____ RECORDED DATA

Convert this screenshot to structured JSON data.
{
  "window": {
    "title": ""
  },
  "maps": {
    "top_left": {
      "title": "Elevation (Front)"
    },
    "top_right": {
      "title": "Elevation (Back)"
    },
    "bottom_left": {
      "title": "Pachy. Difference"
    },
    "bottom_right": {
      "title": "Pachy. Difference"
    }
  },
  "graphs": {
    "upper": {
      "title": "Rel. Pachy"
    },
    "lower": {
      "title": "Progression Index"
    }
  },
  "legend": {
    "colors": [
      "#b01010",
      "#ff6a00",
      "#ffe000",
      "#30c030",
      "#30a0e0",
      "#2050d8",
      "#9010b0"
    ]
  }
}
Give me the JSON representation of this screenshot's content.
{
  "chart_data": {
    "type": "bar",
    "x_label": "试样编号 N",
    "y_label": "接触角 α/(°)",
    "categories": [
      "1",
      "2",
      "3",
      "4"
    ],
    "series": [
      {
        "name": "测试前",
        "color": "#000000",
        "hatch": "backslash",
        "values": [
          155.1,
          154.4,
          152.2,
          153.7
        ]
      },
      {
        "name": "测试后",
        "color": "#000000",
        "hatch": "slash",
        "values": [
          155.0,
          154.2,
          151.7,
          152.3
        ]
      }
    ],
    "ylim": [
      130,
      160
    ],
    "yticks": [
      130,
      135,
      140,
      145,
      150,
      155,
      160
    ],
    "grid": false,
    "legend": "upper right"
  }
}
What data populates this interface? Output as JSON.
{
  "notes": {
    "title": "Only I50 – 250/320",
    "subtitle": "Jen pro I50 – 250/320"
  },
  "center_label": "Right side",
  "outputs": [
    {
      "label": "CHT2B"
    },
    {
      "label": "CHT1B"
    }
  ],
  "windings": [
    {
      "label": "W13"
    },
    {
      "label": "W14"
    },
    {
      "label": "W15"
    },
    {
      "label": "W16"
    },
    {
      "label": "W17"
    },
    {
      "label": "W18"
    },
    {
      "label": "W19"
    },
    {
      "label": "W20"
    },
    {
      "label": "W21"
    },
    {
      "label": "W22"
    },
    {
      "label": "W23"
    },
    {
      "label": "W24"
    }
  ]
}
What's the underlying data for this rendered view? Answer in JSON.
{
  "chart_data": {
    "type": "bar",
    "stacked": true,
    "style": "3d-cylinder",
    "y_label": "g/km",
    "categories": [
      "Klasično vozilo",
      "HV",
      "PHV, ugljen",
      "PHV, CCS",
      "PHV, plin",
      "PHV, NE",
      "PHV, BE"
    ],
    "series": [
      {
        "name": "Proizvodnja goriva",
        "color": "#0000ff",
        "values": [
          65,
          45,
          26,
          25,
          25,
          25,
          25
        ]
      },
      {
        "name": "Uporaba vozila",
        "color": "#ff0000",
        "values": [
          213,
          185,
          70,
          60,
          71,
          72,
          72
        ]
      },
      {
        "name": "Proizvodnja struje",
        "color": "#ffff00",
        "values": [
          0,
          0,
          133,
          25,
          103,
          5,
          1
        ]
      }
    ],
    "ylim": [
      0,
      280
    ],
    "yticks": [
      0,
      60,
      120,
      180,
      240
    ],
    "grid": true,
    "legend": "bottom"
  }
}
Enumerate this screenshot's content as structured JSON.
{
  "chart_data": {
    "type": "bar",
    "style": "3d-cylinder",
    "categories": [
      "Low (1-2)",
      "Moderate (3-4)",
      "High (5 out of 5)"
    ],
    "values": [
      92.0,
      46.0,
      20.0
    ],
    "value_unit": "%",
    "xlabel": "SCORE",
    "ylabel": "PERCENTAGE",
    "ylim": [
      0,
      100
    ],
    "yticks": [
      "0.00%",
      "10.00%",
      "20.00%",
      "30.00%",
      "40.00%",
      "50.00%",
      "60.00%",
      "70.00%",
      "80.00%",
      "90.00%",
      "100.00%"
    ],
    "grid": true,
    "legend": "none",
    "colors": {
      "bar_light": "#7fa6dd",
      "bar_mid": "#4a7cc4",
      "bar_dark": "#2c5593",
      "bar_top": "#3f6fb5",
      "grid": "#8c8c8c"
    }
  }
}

________

Return each line of the records above exactly as it reads.

[ANSWER BELOW]:
Convert this screenshot to structured JSON data.
{
  "window": {
    "title": ""
  },
  "maps": {
    "top_left": {
      "title": "Elevation (Front)"
    },
    "top_right": {
      "title": "Elevation (Back)"
    },
    "bottom_left": {
      "title": "Pachy. Difference"
    },
    "bottom_right": {
      "title": "Pachy. Difference"
    }
  },
  "graphs": {
    "upper": {
      "title": "Rel. Pachy"
    },
    "lower": {
      "title": "Progression Index"
    }
  },
  "legend": {
    "colors": [
      "#b01010",
      "#ff6a00",
      "#ffe000",
      "#30c030",
      "#30a0e0",
      "#2050d8",
      "#9010b0"
    ]
  }
}
Give me the JSON representation of this screenshot's content.
{
  "chart_data": {
    "type": "bar",
    "x_label": "试样编号 N",
    "y_label": "接触角 α/(°)",
    "categories": [
      "1",
      "2",
      "3",
      "4"
    ],
    "series": [
      {
        "name": "测试前",
        "color": "#000000",
        "hatch": "backslash",
        "values": [
          155.1,
          154.4,
          152.2,
          153.7
        ]
      },
      {
        "name": "测试后",
        "color": "#000000",
        "hatch": "slash",
        "values": [
          155.0,
          154.2,
          151.7,
          152.3
        ]
      }
    ],
    "ylim": [
      130,
      160
    ],
    "yticks": [
      130,
      135,
      140,
      145,
      150,
      155,
      160
    ],
    "grid": false,
    "legend": "upper right"
  }
}
What data populates this interface? Output as JSON.
{
  "notes": {
    "title": "Only I50 – 250/320",
    "subtitle": "Jen pro I50 – 250/320"
  },
  "center_label": "Right side",
  "outputs": [
    {
      "label": "CHT2B"
    },
    {
      "label": "CHT1B"
    }
  ],
  "windings": [
    {
      "label": "W13"
    },
    {
      "label": "W14"
    },
    {
      "label": "W15"
    },
    {
      "label": "W16"
    },
    {
      "label": "W17"
    },
    {
      "label": "W18"
    },
    {
      "label": "W19"
    },
    {
      "label": "W20"
    },
    {
      "label": "W21"
    },
    {
      "label": "W22"
    },
    {
      "label": "W23"
    },
    {
      "label": "W24"
    }
  ]
}
What's the underlying data for this rendered view? Answer in JSON.
{
  "chart_data": {
    "type": "bar",
    "stacked": true,
    "style": "3d-cylinder",
    "y_label": "g/km",
    "categories": [
      "Klasično vozilo",
      "HV",
      "PHV, ugljen",
      "PHV, CCS",
      "PHV, plin",
      "PHV, NE",
      "PHV, BE"
    ],
    "series": [
      {
        "name": "Proizvodnja goriva",
        "color": "#0000ff",
        "values": [
          65,
          45,
          26,
          25,
          25,
          25,
          25
        ]
      },
      {
        "name": "Uporaba vozila",
        "color": "#ff0000",
        "values": [
          213,
          185,
          70,
          60,
          71,
          72,
          72
        ]
      },
      {
        "name": "Proizvodnja struje",
        "color": "#ffff00",
        "values": [
          0,
          0,
          133,
          25,
          103,
          5,
          1
        ]
      }
    ],
    "ylim": [
      0,
      280
    ],
    "yticks": [
      0,
      60,
      120,
      180,
      240
    ],
    "grid": true,
    "legend": "bottom"
  }
}
Enumerate this screenshot's content as structured JSON.
{
  "chart_data": {
    "type": "bar",
    "style": "3d-cylinder",
    "categories": [
      "Low (1-2)",
      "Moderate (3-4)",
      "High (5 out of 5)"
    ],
    "values": [
      92.0,
      46.0,
      20.0
    ],
    "value_unit": "%",
    "xlabel": "SCORE",
    "ylabel": "PERCENTAGE",
    "ylim": [
      0,
      100
    ],
    "yticks": [
      "0.00%",
      "10.00%",
      "20.00%",
      "30.00%",
      "40.00%",
      "50.00%",
      "60.00%",
      "70.00%",
      "80.00%",
      "90.00%",
      "100.00%"
    ],
    "grid": true,
    "legend": "none",
    "colors": {
      "bar_light": "#7fa6dd",
      "bar_mid": "#4a7cc4",
      "bar_dark": "#2c5593",
      "bar_top": "#3f6fb5",
      "grid": "#8c8c8c"
    }
  }
}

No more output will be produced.